(Rows from a dataset)
=-=-=-=-=
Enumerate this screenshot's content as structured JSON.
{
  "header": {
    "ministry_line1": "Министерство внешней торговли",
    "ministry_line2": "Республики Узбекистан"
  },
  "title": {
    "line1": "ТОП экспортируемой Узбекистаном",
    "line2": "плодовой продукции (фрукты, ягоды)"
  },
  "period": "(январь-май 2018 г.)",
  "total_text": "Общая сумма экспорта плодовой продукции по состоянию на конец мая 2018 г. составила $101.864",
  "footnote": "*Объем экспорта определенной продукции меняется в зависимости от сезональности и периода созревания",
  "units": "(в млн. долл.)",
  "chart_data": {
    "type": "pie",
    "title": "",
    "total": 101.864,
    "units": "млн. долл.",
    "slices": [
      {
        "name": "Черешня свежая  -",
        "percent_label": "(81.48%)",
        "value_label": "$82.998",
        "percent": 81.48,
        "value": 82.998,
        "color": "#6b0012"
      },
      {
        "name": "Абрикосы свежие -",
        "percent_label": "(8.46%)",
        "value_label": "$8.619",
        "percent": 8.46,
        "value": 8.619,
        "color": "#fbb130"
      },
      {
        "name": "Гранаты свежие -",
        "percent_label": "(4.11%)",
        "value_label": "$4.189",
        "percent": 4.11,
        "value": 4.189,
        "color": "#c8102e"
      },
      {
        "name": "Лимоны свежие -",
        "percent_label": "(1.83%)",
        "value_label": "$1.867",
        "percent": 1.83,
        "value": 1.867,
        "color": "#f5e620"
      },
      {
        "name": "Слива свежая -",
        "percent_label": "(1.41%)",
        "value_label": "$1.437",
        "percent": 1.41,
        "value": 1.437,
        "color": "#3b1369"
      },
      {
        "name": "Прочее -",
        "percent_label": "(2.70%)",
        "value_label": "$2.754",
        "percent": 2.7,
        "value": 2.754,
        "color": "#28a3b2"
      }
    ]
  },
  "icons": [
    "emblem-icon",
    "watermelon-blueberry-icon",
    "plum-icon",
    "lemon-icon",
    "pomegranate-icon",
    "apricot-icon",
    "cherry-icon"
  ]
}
=-=-=-=-=
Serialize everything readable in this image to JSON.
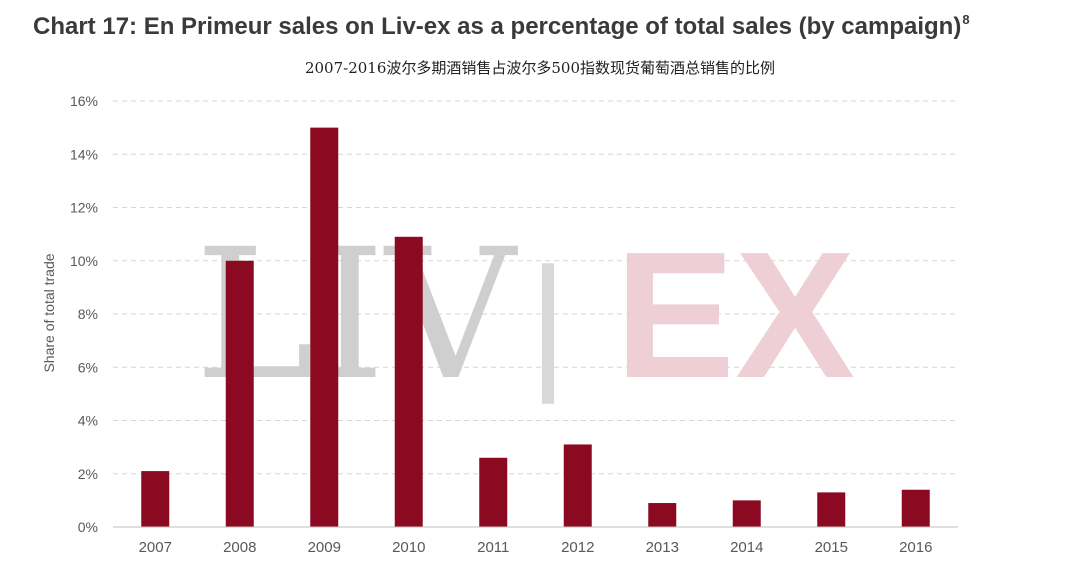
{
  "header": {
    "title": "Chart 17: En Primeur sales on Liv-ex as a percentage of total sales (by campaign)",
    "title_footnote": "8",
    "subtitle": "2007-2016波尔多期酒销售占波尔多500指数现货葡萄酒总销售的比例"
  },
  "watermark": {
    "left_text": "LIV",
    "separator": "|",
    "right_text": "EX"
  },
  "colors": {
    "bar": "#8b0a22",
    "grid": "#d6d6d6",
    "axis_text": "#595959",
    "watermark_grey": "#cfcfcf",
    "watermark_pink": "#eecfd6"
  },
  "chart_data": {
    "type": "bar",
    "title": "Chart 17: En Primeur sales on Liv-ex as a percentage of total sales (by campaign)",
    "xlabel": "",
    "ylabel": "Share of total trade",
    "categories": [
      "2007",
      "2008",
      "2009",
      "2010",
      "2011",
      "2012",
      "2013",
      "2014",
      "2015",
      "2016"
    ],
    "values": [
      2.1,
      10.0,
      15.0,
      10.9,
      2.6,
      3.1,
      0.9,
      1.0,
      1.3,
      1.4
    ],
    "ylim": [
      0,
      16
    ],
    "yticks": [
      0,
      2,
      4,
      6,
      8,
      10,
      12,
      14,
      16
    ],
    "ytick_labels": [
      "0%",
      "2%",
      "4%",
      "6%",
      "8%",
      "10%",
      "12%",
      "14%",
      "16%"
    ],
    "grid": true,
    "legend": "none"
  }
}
=-=-=-=-=
- Work required -
Find each line holding the word "this" and copy it.

- The completed task -
Enumerate this screenshot's content as structured JSON.
Serialize everything readable in this image to JSON.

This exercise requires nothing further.